--- BEGIN ---
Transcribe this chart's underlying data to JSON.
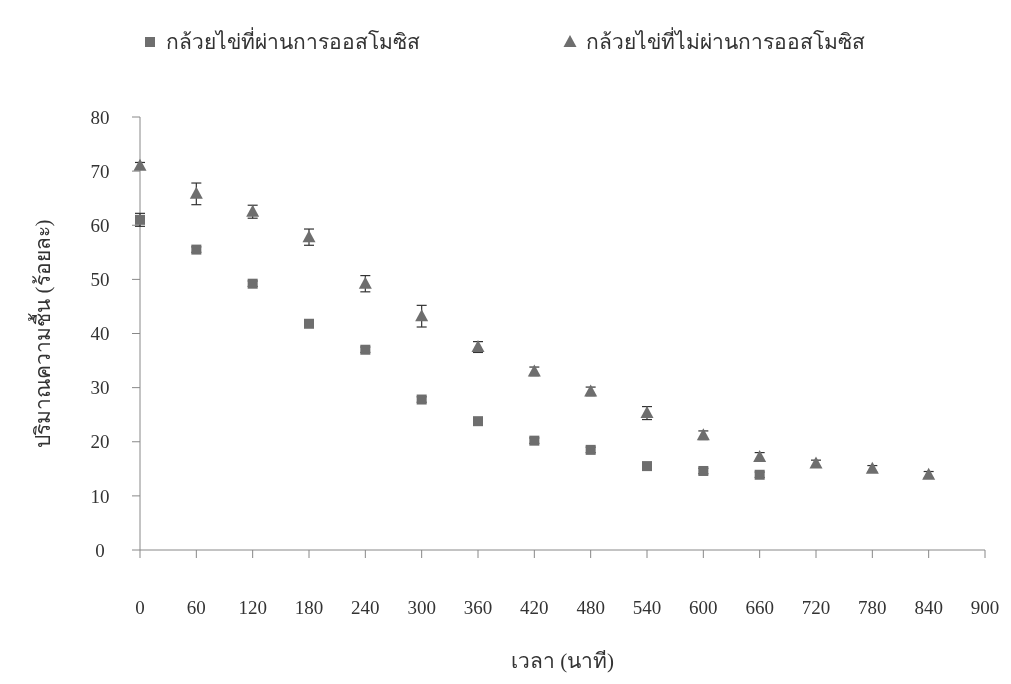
{
  "chart_data": {
    "type": "scatter",
    "xlabel": "เวลา (นาที)",
    "ylabel": "ปริมาณความชื้น (ร้อยละ)",
    "xlim": [
      0,
      900
    ],
    "xticks": [
      0,
      60,
      120,
      180,
      240,
      300,
      360,
      420,
      480,
      540,
      600,
      660,
      720,
      780,
      840,
      900
    ],
    "ylim": [
      0,
      80
    ],
    "yticks": [
      0,
      10,
      20,
      30,
      40,
      50,
      60,
      70,
      80
    ],
    "legend": "top",
    "grid": false,
    "series": [
      {
        "name": "กล้วยไข่ที่ผ่านการออสโมซิส",
        "color": "#6e6e6e",
        "marker": "square",
        "x": [
          0,
          60,
          120,
          180,
          240,
          300,
          360,
          420,
          480,
          540,
          600,
          660
        ],
        "values": [
          61,
          55.5,
          49.2,
          41.8,
          37,
          27.8,
          23.8,
          20.2,
          18.5,
          15.5,
          14.6,
          13.9
        ],
        "errors": [
          1.2,
          0.5,
          0.5,
          0.5,
          0.5,
          0.5,
          0.5,
          0.5,
          0.5,
          0.5,
          0.5,
          0.5
        ]
      },
      {
        "name": "กล้วยไข่ที่ไม่ผ่านการออสโมซิส",
        "color": "#6e6e6e",
        "marker": "triangle",
        "x": [
          0,
          60,
          120,
          180,
          240,
          300,
          360,
          420,
          480,
          540,
          600,
          660,
          720,
          780,
          840
        ],
        "values": [
          71,
          65.8,
          62.5,
          57.8,
          49.2,
          43.2,
          37.5,
          33,
          29.3,
          25.3,
          21.2,
          17.2,
          16,
          15,
          13.9
        ],
        "errors": [
          0.6,
          2,
          1.2,
          1.5,
          1.5,
          2,
          1,
          0.8,
          0.8,
          1.2,
          0.8,
          0.8,
          0.6,
          0.6,
          0.6
        ]
      }
    ]
  }
}
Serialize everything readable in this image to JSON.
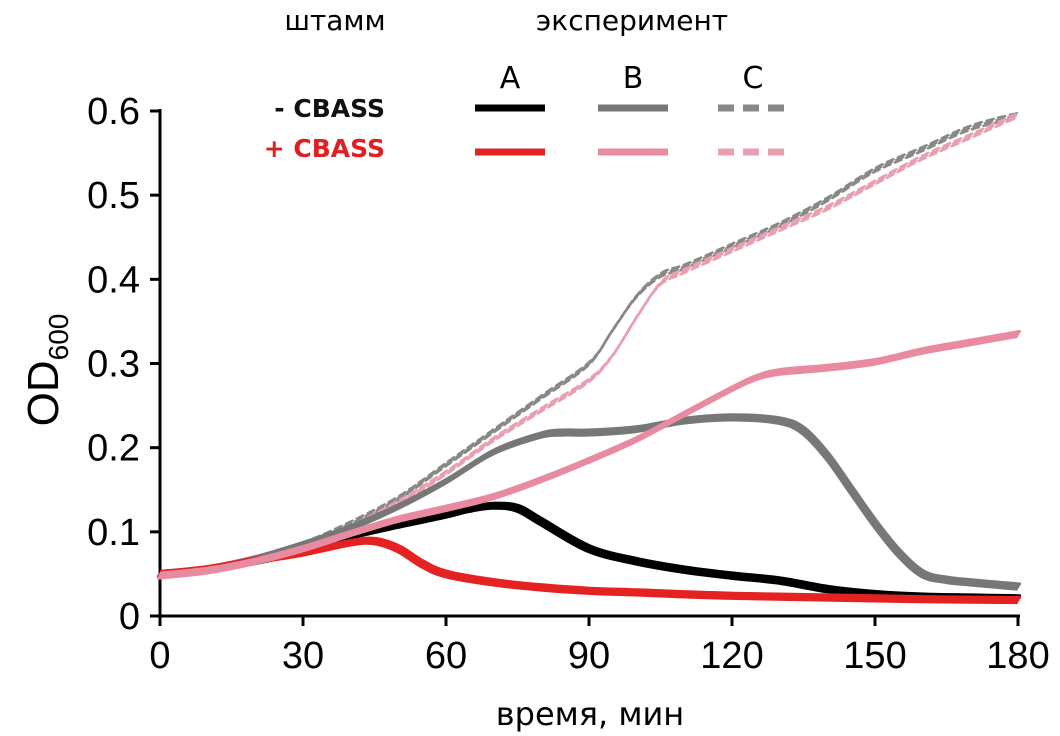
{
  "chart_data": {
    "type": "line",
    "ylabel_main": "OD",
    "ylabel_sub": "600",
    "xlabel": "время, мин",
    "xlim": [
      0,
      180
    ],
    "ylim": [
      0,
      0.6
    ],
    "xticks": [
      0,
      30,
      60,
      90,
      120,
      150,
      180
    ],
    "yticks": [
      0,
      0.1,
      0.2,
      0.3,
      0.4,
      0.5,
      0.6
    ],
    "xtick_labels": [
      "0",
      "30",
      "60",
      "90",
      "120",
      "150",
      "180"
    ],
    "ytick_labels": [
      "0",
      "0.1",
      "0.2",
      "0.3",
      "0.4",
      "0.5",
      "0.6"
    ],
    "legend": {
      "strain_header": "штамм",
      "experiment_header": "эксперимент",
      "columns": [
        "A",
        "B",
        "C"
      ],
      "rows": [
        {
          "label": "- CBASS",
          "color": "#111111"
        },
        {
          "label": "+ CBASS",
          "color": "#e02020"
        }
      ]
    },
    "series": [
      {
        "strain": "- CBASS",
        "experiment": "A",
        "color": "#000000",
        "style": "solid",
        "x": [
          0,
          10,
          20,
          30,
          40,
          50,
          60,
          65,
          70,
          75,
          80,
          90,
          100,
          110,
          120,
          130,
          140,
          150,
          160,
          170,
          180
        ],
        "y": [
          0.05,
          0.055,
          0.065,
          0.078,
          0.095,
          0.108,
          0.12,
          0.127,
          0.131,
          0.128,
          0.112,
          0.08,
          0.065,
          0.055,
          0.048,
          0.042,
          0.032,
          0.026,
          0.023,
          0.022,
          0.021
        ]
      },
      {
        "strain": "- CBASS",
        "experiment": "B",
        "color": "#777777",
        "style": "solid",
        "x": [
          0,
          10,
          20,
          30,
          40,
          50,
          60,
          70,
          80,
          85,
          90,
          100,
          110,
          120,
          130,
          135,
          140,
          145,
          150,
          155,
          160,
          165,
          170,
          180
        ],
        "y": [
          0.05,
          0.056,
          0.068,
          0.085,
          0.105,
          0.13,
          0.16,
          0.195,
          0.215,
          0.218,
          0.218,
          0.222,
          0.232,
          0.236,
          0.232,
          0.22,
          0.19,
          0.15,
          0.11,
          0.075,
          0.05,
          0.043,
          0.04,
          0.035
        ]
      },
      {
        "strain": "- CBASS",
        "experiment": "C",
        "color": "#888888",
        "style": "dashed",
        "x": [
          0,
          10,
          20,
          30,
          40,
          50,
          60,
          70,
          80,
          90,
          95,
          100,
          105,
          110,
          120,
          130,
          140,
          150,
          160,
          170,
          180
        ],
        "y": [
          0.05,
          0.055,
          0.068,
          0.085,
          0.11,
          0.14,
          0.18,
          0.22,
          0.26,
          0.3,
          0.34,
          0.38,
          0.405,
          0.415,
          0.44,
          0.465,
          0.495,
          0.53,
          0.555,
          0.58,
          0.595
        ]
      },
      {
        "strain": "+ CBASS",
        "experiment": "A",
        "color": "#e52222",
        "style": "solid",
        "x": [
          0,
          10,
          20,
          30,
          40,
          45,
          50,
          55,
          60,
          70,
          80,
          90,
          100,
          120,
          140,
          160,
          180
        ],
        "y": [
          0.05,
          0.056,
          0.066,
          0.075,
          0.087,
          0.089,
          0.08,
          0.062,
          0.05,
          0.04,
          0.034,
          0.03,
          0.028,
          0.024,
          0.022,
          0.02,
          0.019
        ]
      },
      {
        "strain": "+ CBASS",
        "experiment": "B",
        "color": "#e88aa0",
        "style": "solid",
        "x": [
          0,
          10,
          20,
          30,
          40,
          50,
          60,
          70,
          80,
          90,
          100,
          110,
          120,
          125,
          130,
          140,
          150,
          160,
          170,
          180
        ],
        "y": [
          0.048,
          0.054,
          0.065,
          0.08,
          0.098,
          0.115,
          0.128,
          0.142,
          0.162,
          0.185,
          0.21,
          0.24,
          0.27,
          0.283,
          0.29,
          0.295,
          0.302,
          0.315,
          0.325,
          0.335
        ]
      },
      {
        "strain": "+ CBASS",
        "experiment": "C",
        "color": "#e8a0b0",
        "style": "dashed",
        "x": [
          0,
          10,
          20,
          30,
          40,
          50,
          60,
          70,
          80,
          90,
          95,
          100,
          105,
          110,
          120,
          130,
          140,
          150,
          160,
          170,
          180
        ],
        "y": [
          0.048,
          0.054,
          0.066,
          0.082,
          0.105,
          0.135,
          0.17,
          0.21,
          0.245,
          0.28,
          0.31,
          0.355,
          0.395,
          0.41,
          0.435,
          0.46,
          0.485,
          0.515,
          0.545,
          0.57,
          0.595
        ]
      }
    ]
  }
}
--- END ---
▶ Your instructions: Reproduce the whole listing word for word, setting aside any pictures.

▶ Written response:
Transcribe this chart's underlying data to JSON.
{
  "chart_data": {
    "type": "scatter",
    "xlabel": "เวลา (นาที)",
    "ylabel": "ปริมาณความชื้น (ร้อยละ)",
    "xlim": [
      0,
      900
    ],
    "xticks": [
      0,
      60,
      120,
      180,
      240,
      300,
      360,
      420,
      480,
      540,
      600,
      660,
      720,
      780,
      840,
      900
    ],
    "ylim": [
      0,
      80
    ],
    "yticks": [
      0,
      10,
      20,
      30,
      40,
      50,
      60,
      70,
      80
    ],
    "legend": "top",
    "grid": false,
    "series": [
      {
        "name": "กล้วยไข่ที่ผ่านการออสโมซิส",
        "color": "#6e6e6e",
        "marker": "square",
        "x": [
          0,
          60,
          120,
          180,
          240,
          300,
          360,
          420,
          480,
          540,
          600,
          660
        ],
        "values": [
          61,
          55.5,
          49.2,
          41.8,
          37,
          27.8,
          23.8,
          20.2,
          18.5,
          15.5,
          14.6,
          13.9
        ],
        "errors": [
          1.2,
          0.5,
          0.5,
          0.5,
          0.5,
          0.5,
          0.5,
          0.5,
          0.5,
          0.5,
          0.5,
          0.5
        ]
      },
      {
        "name": "กล้วยไข่ที่ไม่ผ่านการออสโมซิส",
        "color": "#6e6e6e",
        "marker": "triangle",
        "x": [
          0,
          60,
          120,
          180,
          240,
          300,
          360,
          420,
          480,
          540,
          600,
          660,
          720,
          780,
          840
        ],
        "values": [
          71,
          65.8,
          62.5,
          57.8,
          49.2,
          43.2,
          37.5,
          33,
          29.3,
          25.3,
          21.2,
          17.2,
          16,
          15,
          13.9
        ],
        "errors": [
          0.6,
          2,
          1.2,
          1.5,
          1.5,
          2,
          1,
          0.8,
          0.8,
          1.2,
          0.8,
          0.8,
          0.6,
          0.6,
          0.6
        ]
      }
    ]
  }
}
Serialize everything readable in this image to JSON.
{
  "chart_data": {
    "type": "line",
    "ylabel_main": "OD",
    "ylabel_sub": "600",
    "xlabel": "время, мин",
    "xlim": [
      0,
      180
    ],
    "ylim": [
      0,
      0.6
    ],
    "xticks": [
      0,
      30,
      60,
      90,
      120,
      150,
      180
    ],
    "yticks": [
      0,
      0.1,
      0.2,
      0.3,
      0.4,
      0.5,
      0.6
    ],
    "xtick_labels": [
      "0",
      "30",
      "60",
      "90",
      "120",
      "150",
      "180"
    ],
    "ytick_labels": [
      "0",
      "0.1",
      "0.2",
      "0.3",
      "0.4",
      "0.5",
      "0.6"
    ],
    "legend": {
      "strain_header": "штамм",
      "experiment_header": "эксперимент",
      "columns": [
        "A",
        "B",
        "C"
      ],
      "rows": [
        {
          "label": "- CBASS",
          "color": "#111111"
        },
        {
          "label": "+ CBASS",
          "color": "#e02020"
        }
      ]
    },
    "series": [
      {
        "strain": "- CBASS",
        "experiment": "A",
        "color": "#000000",
        "style": "solid",
        "x": [
          0,
          10,
          20,
          30,
          40,
          50,
          60,
          65,
          70,
          75,
          80,
          90,
          100,
          110,
          120,
          130,
          140,
          150,
          160,
          170,
          180
        ],
        "y": [
          0.05,
          0.055,
          0.065,
          0.078,
          0.095,
          0.108,
          0.12,
          0.127,
          0.131,
          0.128,
          0.112,
          0.08,
          0.065,
          0.055,
          0.048,
          0.042,
          0.032,
          0.026,
          0.023,
          0.022,
          0.021
        ]
      },
      {
        "strain": "- CBASS",
        "experiment": "B",
        "color": "#777777",
        "style": "solid",
        "x": [
          0,
          10,
          20,
          30,
          40,
          50,
          60,
          70,
          80,
          85,
          90,
          100,
          110,
          120,
          130,
          135,
          140,
          145,
          150,
          155,
          160,
          165,
          170,
          180
        ],
        "y": [
          0.05,
          0.056,
          0.068,
          0.085,
          0.105,
          0.13,
          0.16,
          0.195,
          0.215,
          0.218,
          0.218,
          0.222,
          0.232,
          0.236,
          0.232,
          0.22,
          0.19,
          0.15,
          0.11,
          0.075,
          0.05,
          0.043,
          0.04,
          0.035
        ]
      },
      {
        "strain": "- CBASS",
        "experiment": "C",
        "color": "#888888",
        "style": "dashed",
        "x": [
          0,
          10,
          20,
          30,
          40,
          50,
          60,
          70,
          80,
          90,
          95,
          100,
          105,
          110,
          120,
          130,
          140,
          150,
          160,
          170,
          180
        ],
        "y": [
          0.05,
          0.055,
          0.068,
          0.085,
          0.11,
          0.14,
          0.18,
          0.22,
          0.26,
          0.3,
          0.34,
          0.38,
          0.405,
          0.415,
          0.44,
          0.465,
          0.495,
          0.53,
          0.555,
          0.58,
          0.595
        ]
      },
      {
        "strain": "+ CBASS",
        "experiment": "A",
        "color": "#e52222",
        "style": "solid",
        "x": [
          0,
          10,
          20,
          30,
          40,
          45,
          50,
          55,
          60,
          70,
          80,
          90,
          100,
          120,
          140,
          160,
          180
        ],
        "y": [
          0.05,
          0.056,
          0.066,
          0.075,
          0.087,
          0.089,
          0.08,
          0.062,
          0.05,
          0.04,
          0.034,
          0.03,
          0.028,
          0.024,
          0.022,
          0.02,
          0.019
        ]
      },
      {
        "strain": "+ CBASS",
        "experiment": "B",
        "color": "#e88aa0",
        "style": "solid",
        "x": [
          0,
          10,
          20,
          30,
          40,
          50,
          60,
          70,
          80,
          90,
          100,
          110,
          120,
          125,
          130,
          140,
          150,
          160,
          170,
          180
        ],
        "y": [
          0.048,
          0.054,
          0.065,
          0.08,
          0.098,
          0.115,
          0.128,
          0.142,
          0.162,
          0.185,
          0.21,
          0.24,
          0.27,
          0.283,
          0.29,
          0.295,
          0.302,
          0.315,
          0.325,
          0.335
        ]
      },
      {
        "strain": "+ CBASS",
        "experiment": "C",
        "color": "#e8a0b0",
        "style": "dashed",
        "x": [
          0,
          10,
          20,
          30,
          40,
          50,
          60,
          70,
          80,
          90,
          95,
          100,
          105,
          110,
          120,
          130,
          140,
          150,
          160,
          170,
          180
        ],
        "y": [
          0.048,
          0.054,
          0.066,
          0.082,
          0.105,
          0.135,
          0.17,
          0.21,
          0.245,
          0.28,
          0.31,
          0.355,
          0.395,
          0.41,
          0.435,
          0.46,
          0.485,
          0.515,
          0.545,
          0.57,
          0.595
        ]
      }
    ]
  }
}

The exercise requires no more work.